begin Input material

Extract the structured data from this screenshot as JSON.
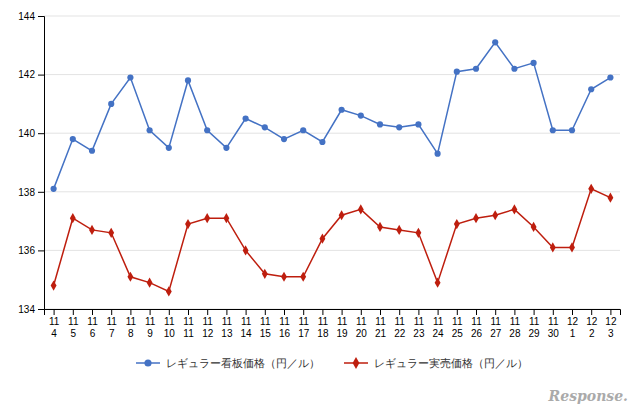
{
  "chart_data": {
    "type": "line",
    "categories": [
      "11\n4",
      "11\n5",
      "11\n6",
      "11\n7",
      "11\n8",
      "11\n9",
      "11\n10",
      "11\n11",
      "11\n12",
      "11\n13",
      "11\n14",
      "11\n15",
      "11\n16",
      "11\n17",
      "11\n18",
      "11\n19",
      "11\n20",
      "11\n21",
      "11\n22",
      "11\n23",
      "11\n24",
      "11\n25",
      "11\n26",
      "11\n27",
      "11\n28",
      "11\n29",
      "11\n30",
      "12\n1",
      "12\n2",
      "12\n3"
    ],
    "series": [
      {
        "name": "レギュラー看板価格（円／ル）",
        "color": "#4472C4",
        "marker": "circle",
        "values": [
          138.1,
          139.8,
          139.4,
          141.0,
          141.9,
          140.1,
          139.5,
          141.8,
          140.1,
          139.5,
          140.5,
          140.2,
          139.8,
          140.1,
          139.7,
          140.8,
          140.6,
          140.3,
          140.2,
          140.3,
          139.3,
          142.1,
          142.2,
          143.1,
          142.2,
          142.4,
          140.1,
          140.1,
          141.5,
          141.9
        ]
      },
      {
        "name": "レギュラー実売価格（円／ル）",
        "color": "#BE1E0E",
        "marker": "diamond",
        "values": [
          134.8,
          137.1,
          136.7,
          136.6,
          135.1,
          134.9,
          134.6,
          136.9,
          137.1,
          137.1,
          136.0,
          135.2,
          135.1,
          135.1,
          136.4,
          137.2,
          137.4,
          136.8,
          136.7,
          136.6,
          134.9,
          136.9,
          137.1,
          137.2,
          137.4,
          136.8,
          136.1,
          136.1,
          138.1,
          137.8
        ]
      }
    ],
    "ylim": [
      134,
      144
    ],
    "yticks": [
      134,
      136,
      138,
      140,
      142,
      144
    ],
    "grid": true,
    "legend": "bottom",
    "annotations": [
      {
        "text": "Response.",
        "color": "#AAAAAA"
      }
    ]
  }
}
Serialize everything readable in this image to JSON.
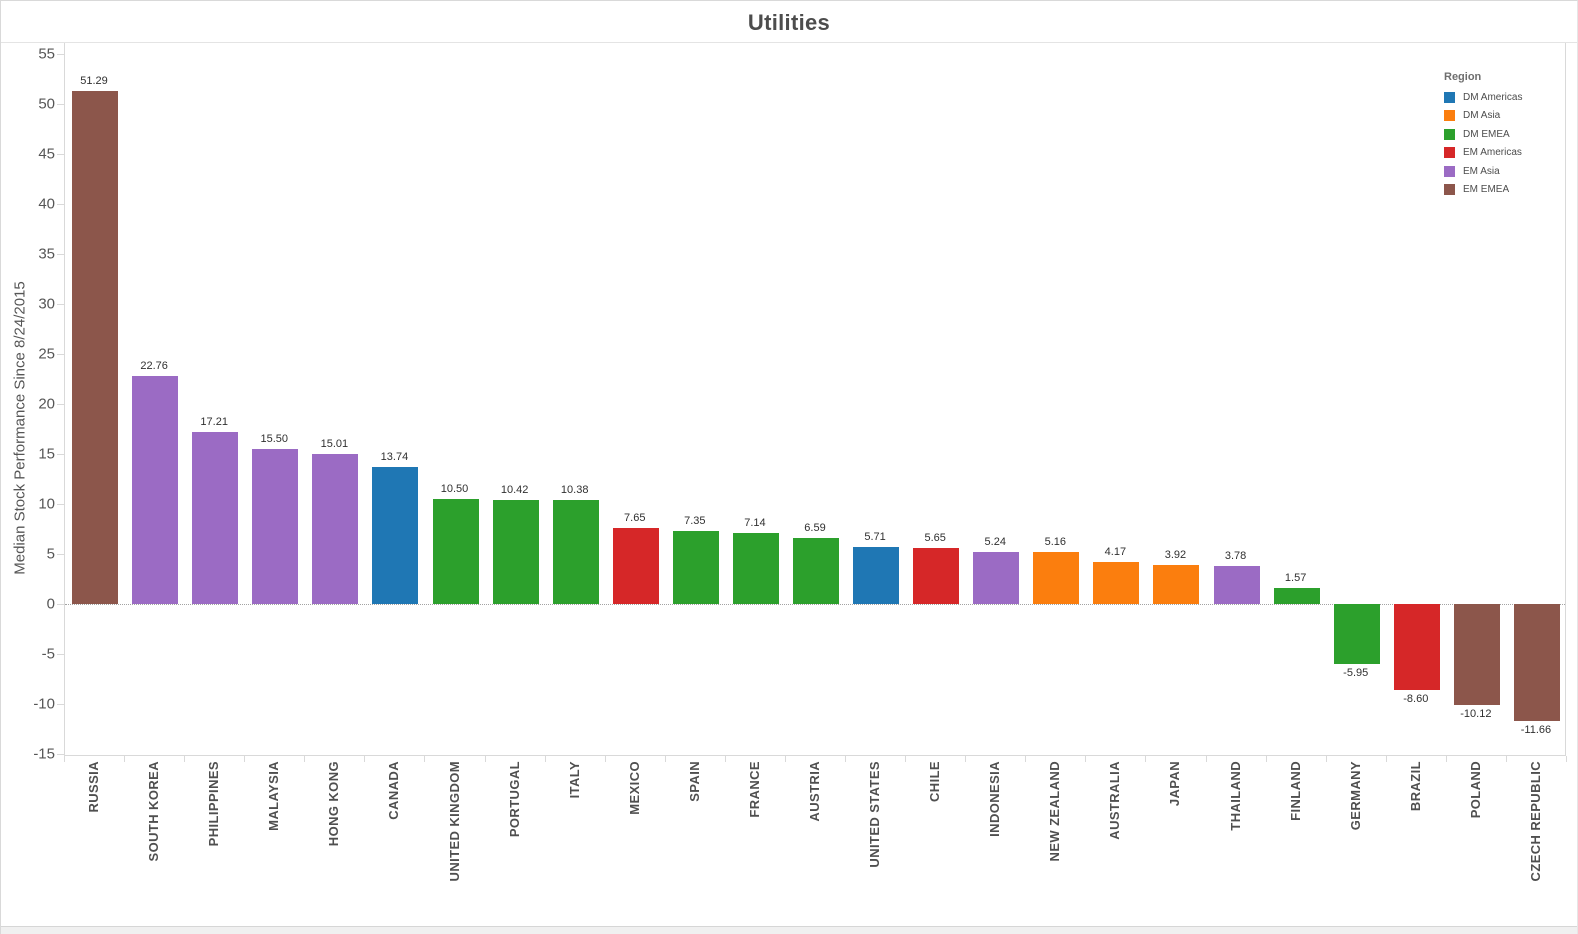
{
  "chart_data": {
    "type": "bar",
    "title": "Utilities",
    "ylabel": "Median Stock Performance Since 8/24/2015",
    "xlabel": "",
    "ylim": [
      -15,
      55
    ],
    "yticks": [
      55,
      50,
      45,
      40,
      35,
      30,
      25,
      20,
      15,
      10,
      5,
      0,
      -5,
      -10,
      -15
    ],
    "grid": "off",
    "zero_line": "dotted",
    "value_label_decimals": 2,
    "categories": [
      "RUSSIA",
      "SOUTH KOREA",
      "PHILIPPINES",
      "MALAYSIA",
      "HONG KONG",
      "CANADA",
      "UNITED KINGDOM",
      "PORTUGAL",
      "ITALY",
      "MEXICO",
      "SPAIN",
      "FRANCE",
      "AUSTRIA",
      "UNITED STATES",
      "CHILE",
      "INDONESIA",
      "NEW ZEALAND",
      "AUSTRALIA",
      "JAPAN",
      "THAILAND",
      "FINLAND",
      "GERMANY",
      "BRAZIL",
      "POLAND",
      "CZECH REPUBLIC"
    ],
    "values": [
      51.29,
      22.76,
      17.21,
      15.5,
      15.01,
      13.74,
      10.5,
      10.42,
      10.38,
      7.65,
      7.35,
      7.14,
      6.59,
      5.71,
      5.65,
      5.24,
      5.16,
      4.17,
      3.92,
      3.78,
      1.57,
      -5.95,
      -8.6,
      -10.12,
      -11.66
    ],
    "regions": [
      "EM EMEA",
      "EM Asia",
      "EM Asia",
      "EM Asia",
      "EM Asia",
      "DM Americas",
      "DM EMEA",
      "DM EMEA",
      "DM EMEA",
      "EM Americas",
      "DM EMEA",
      "DM EMEA",
      "DM EMEA",
      "DM Americas",
      "EM Americas",
      "EM Asia",
      "DM Asia",
      "DM Asia",
      "DM Asia",
      "EM Asia",
      "DM EMEA",
      "DM EMEA",
      "EM Americas",
      "EM EMEA",
      "EM EMEA"
    ],
    "region_colors": {
      "DM Americas": "#1f77b4",
      "DM Asia": "#fb7e0e",
      "DM EMEA": "#2ca02c",
      "EM Americas": "#d62728",
      "EM Asia": "#9b6bc4",
      "EM EMEA": "#8c564b"
    },
    "legend": {
      "title": "Region",
      "position": "top-right",
      "entries": [
        "DM Americas",
        "DM Asia",
        "DM EMEA",
        "EM Americas",
        "EM Asia",
        "EM EMEA"
      ]
    }
  },
  "colors": {
    "title_text": "#4d4d4d",
    "axis_text": "#565656",
    "value_label_text": "#303030",
    "category_label_text": "#4f4f4f",
    "axis_line": "#d9d9d9",
    "zero_line": "#a3a3a3",
    "bottom_strip": "#f0f0f0"
  }
}
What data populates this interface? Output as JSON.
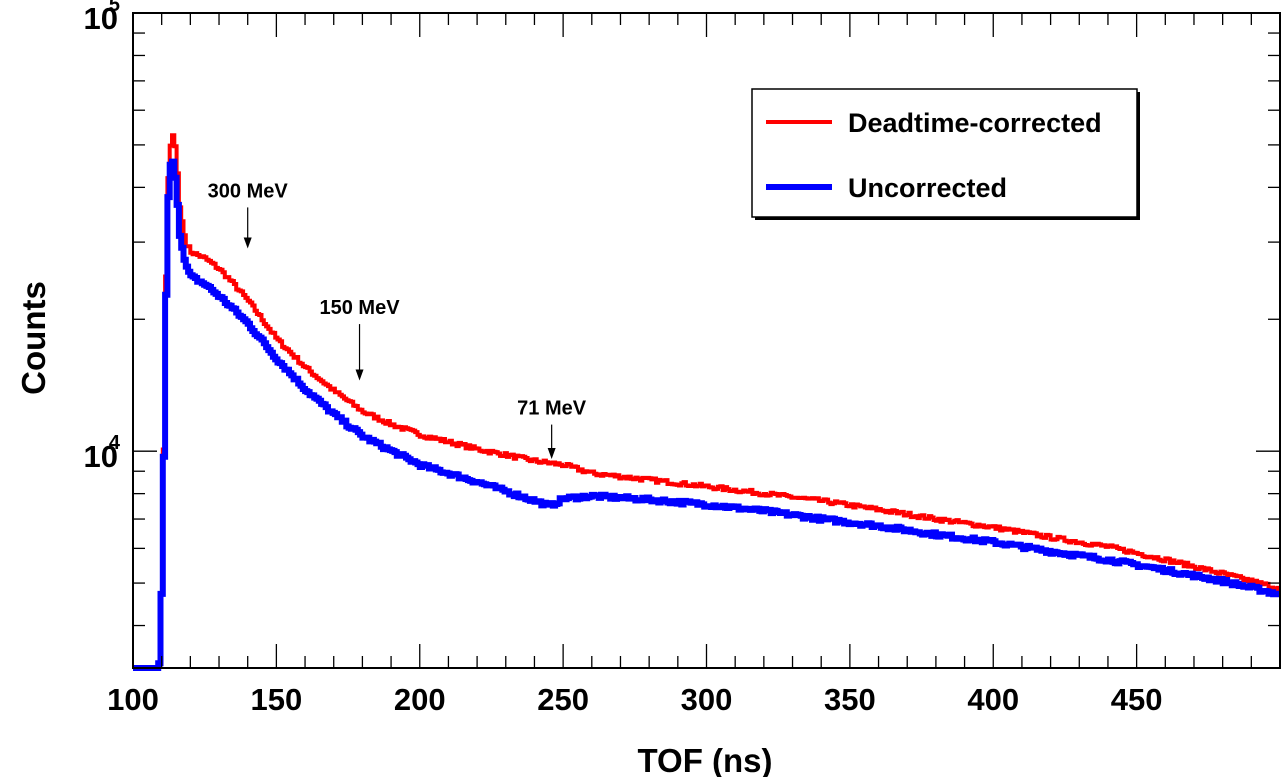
{
  "chart_data": {
    "type": "line",
    "title": "",
    "xlabel": "TOF (ns)",
    "ylabel": "Counts",
    "xlim": [
      100,
      500
    ],
    "ylim": [
      3200,
      100000
    ],
    "yscale": "log",
    "grid": false,
    "legend": "top-right",
    "x_ticks": [
      100,
      150,
      200,
      250,
      300,
      350,
      400,
      450
    ],
    "x_tick_labels": [
      "100",
      "150",
      "200",
      "250",
      "300",
      "350",
      "400",
      "450"
    ],
    "y_tick_labels": [
      {
        "value": 10000,
        "base": "10",
        "exp": "4"
      },
      {
        "value": 100000,
        "base": "10",
        "exp": "5"
      }
    ],
    "series": [
      {
        "name": "Deadtime-corrected",
        "color": "#ff0000",
        "x": [
          100,
          108,
          109,
          110,
          111,
          112,
          113,
          114,
          115,
          116,
          118,
          120,
          125,
          130,
          135,
          140,
          150,
          160,
          170,
          180,
          190,
          200,
          220,
          240,
          250,
          260,
          280,
          300,
          320,
          340,
          360,
          380,
          400,
          420,
          440,
          460,
          480,
          500
        ],
        "y": [
          3200,
          3200,
          3300,
          6000,
          22000,
          42000,
          52000,
          53000,
          45000,
          36000,
          30000,
          28500,
          27500,
          26000,
          24000,
          22000,
          18000,
          15500,
          13700,
          12300,
          11500,
          10900,
          10100,
          9500,
          9300,
          8900,
          8600,
          8300,
          8000,
          7700,
          7350,
          7000,
          6700,
          6350,
          6050,
          5650,
          5250,
          4850
        ]
      },
      {
        "name": "Uncorrected",
        "color": "#0000ff",
        "x": [
          100,
          108,
          109,
          110,
          111,
          112,
          113,
          114,
          115,
          116,
          118,
          120,
          125,
          130,
          135,
          140,
          150,
          160,
          170,
          180,
          190,
          200,
          220,
          240,
          245,
          250,
          260,
          280,
          300,
          320,
          340,
          360,
          380,
          400,
          420,
          440,
          460,
          480,
          500
        ],
        "y": [
          3200,
          3200,
          3300,
          6000,
          20000,
          38000,
          47000,
          45000,
          38000,
          31000,
          26500,
          25000,
          24000,
          22500,
          21000,
          19500,
          16200,
          13800,
          12100,
          10800,
          10000,
          9300,
          8500,
          7700,
          7500,
          7800,
          7900,
          7750,
          7550,
          7300,
          7000,
          6750,
          6450,
          6200,
          5900,
          5650,
          5350,
          5050,
          4700
        ]
      }
    ],
    "annotations": [
      {
        "label": "300 MeV",
        "x": 140,
        "y_top": 36000,
        "y_tip": 29000
      },
      {
        "label": "150 MeV",
        "x": 179,
        "y_top": 19500,
        "y_tip": 14500
      },
      {
        "label": "71 MeV",
        "x": 246,
        "y_top": 11500,
        "y_tip": 9600
      }
    ]
  }
}
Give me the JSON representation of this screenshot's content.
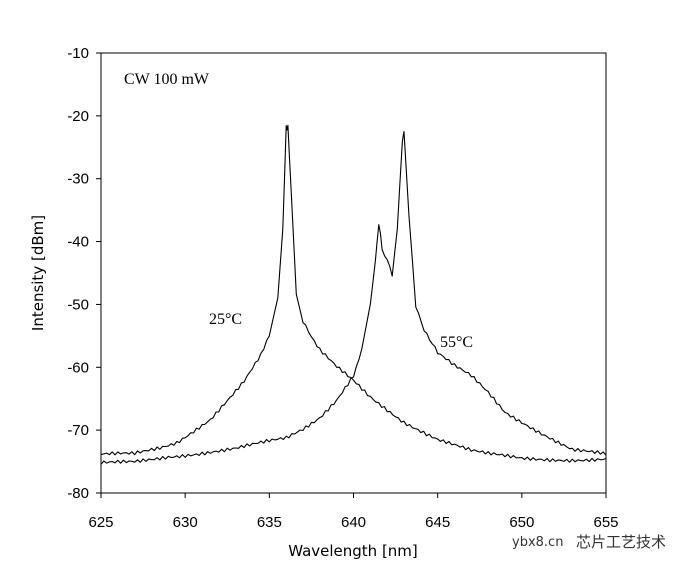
{
  "chart_data": {
    "type": "line",
    "title": "",
    "xlabel": "Wavelength [nm]",
    "ylabel": "Intensity [dBm]",
    "xlim": [
      625,
      655
    ],
    "ylim": [
      -80,
      -10
    ],
    "xticks": [
      "625",
      "630",
      "635",
      "640",
      "645",
      "650",
      "655"
    ],
    "yticks": [
      "-10",
      "-20",
      "-30",
      "-40",
      "-50",
      "-60",
      "-70",
      "-80"
    ],
    "grid": false,
    "annotations": {
      "condition": "CW 100 mW",
      "label_25": "25°C",
      "label_55": "55°C"
    },
    "series": [
      {
        "name": "25°C",
        "x": [
          625,
          627,
          628.5,
          629.5,
          630.5,
          631.5,
          632.5,
          633.5,
          634.5,
          635,
          635.5,
          635.8,
          636,
          636.1,
          636.3,
          636.6,
          637,
          637.5,
          638,
          639,
          640,
          641,
          642,
          643,
          644,
          645,
          646,
          647,
          648,
          650,
          652,
          655
        ],
        "y": [
          -74,
          -74,
          -73,
          -72,
          -70,
          -68,
          -65,
          -62,
          -58,
          -55,
          -49,
          -38,
          -22,
          -21.5,
          -32,
          -48,
          -53,
          -55.5,
          -57.5,
          -60,
          -62,
          -64.5,
          -66.5,
          -68.5,
          -70,
          -71.5,
          -72.5,
          -73.5,
          -74,
          -74.5,
          -74.5,
          -74.5
        ]
      },
      {
        "name": "55°C",
        "x": [
          625,
          627,
          629,
          631,
          633,
          635,
          636,
          637,
          638,
          639,
          640,
          640.5,
          641,
          641.3,
          641.5,
          641.7,
          642,
          642.3,
          642.6,
          642.9,
          643,
          643.3,
          643.7,
          644.2,
          645,
          646,
          647,
          648,
          649,
          650,
          651,
          652,
          653,
          655
        ],
        "y": [
          -75.5,
          -75,
          -74,
          -73.5,
          -73,
          -72,
          -71.5,
          -70,
          -68,
          -65,
          -61,
          -57,
          -50,
          -43,
          -37,
          -41,
          -42.5,
          -45.5,
          -38,
          -24,
          -22.5,
          -36,
          -50,
          -54,
          -58,
          -60,
          -61.5,
          -64,
          -67,
          -68.5,
          -70,
          -71.5,
          -73,
          -74
        ]
      }
    ]
  },
  "watermark": {
    "site": "ybx8.cn",
    "brand": "芯片工艺技术"
  }
}
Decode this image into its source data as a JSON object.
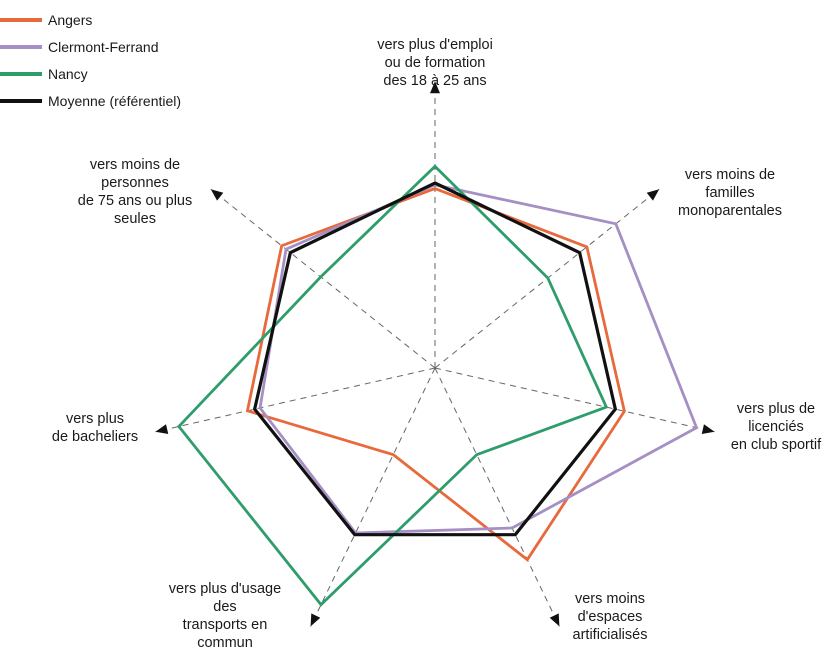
{
  "chart_data": {
    "type": "radar",
    "axes": [
      [
        "vers plus d'emploi",
        "ou de formation",
        "des 18 à 25 ans"
      ],
      [
        "vers moins de",
        "familles",
        "monoparentales"
      ],
      [
        "vers plus de",
        "licenciés",
        "en club sportif"
      ],
      [
        "vers moins",
        "d'espaces",
        "artificialisés"
      ],
      [
        "vers plus d'usage",
        "des",
        "transports en",
        "commun"
      ],
      [
        "vers plus",
        "de bacheliers"
      ],
      [
        "vers moins de",
        "personnes",
        "de 75 ans ou plus",
        "seules"
      ]
    ],
    "series": [
      {
        "name": "Angers",
        "color": "#e8693c",
        "values": [
          0.97,
          1.05,
          1.05,
          1.15,
          0.52,
          1.04,
          1.06
        ]
      },
      {
        "name": "Clermont-Ferrand",
        "color": "#a58fc4",
        "values": [
          0.99,
          1.25,
          1.45,
          0.96,
          0.99,
          0.97,
          1.03
        ]
      },
      {
        "name": "Nancy",
        "color": "#2e9d6b",
        "values": [
          1.09,
          0.78,
          0.95,
          0.52,
          1.42,
          1.42,
          0.79
        ]
      },
      {
        "name": "Moyenne (référentiel)",
        "color": "#111111",
        "values": [
          1.0,
          1.0,
          1.0,
          1.0,
          1.0,
          1.0,
          1.0
        ]
      }
    ],
    "grid": true,
    "legend_position": "top-left"
  }
}
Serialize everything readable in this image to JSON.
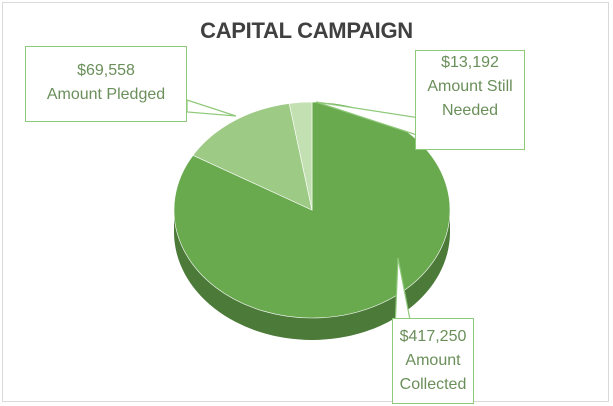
{
  "chart_data": {
    "type": "pie",
    "title": "CAPITAL CAMPAIGN",
    "slices": [
      {
        "label": "Amount Collected",
        "value": 417250,
        "value_text": "$417,250",
        "label_lines": [
          "Amount",
          "Collected"
        ],
        "color": "#6aaa4f"
      },
      {
        "label": "Amount Pledged",
        "value": 69558,
        "value_text": "$69,558",
        "label_lines": [
          "Amount Pledged"
        ],
        "color": "#9dca85"
      },
      {
        "label": "Amount Still Needed",
        "value": 13192,
        "value_text": "$13,192",
        "label_lines": [
          "Amount Still",
          "Needed"
        ],
        "color": "#c3e0b2"
      }
    ],
    "start_angle_deg": 0,
    "legend": "none",
    "style": "3d-pie"
  }
}
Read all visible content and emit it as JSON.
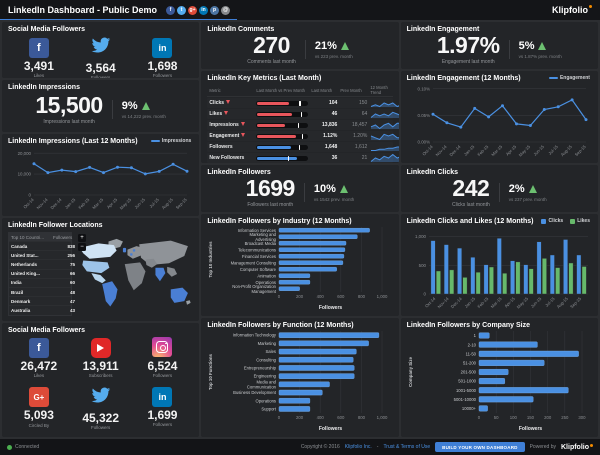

end Input material

• **The problem**: Using the listing above, show each line holding the string "xlabel".

• **Task result**:
    "xlabel": "",
    "xlabel": "TOF (ns)",
    "xlabel": "Wavelength [nm]",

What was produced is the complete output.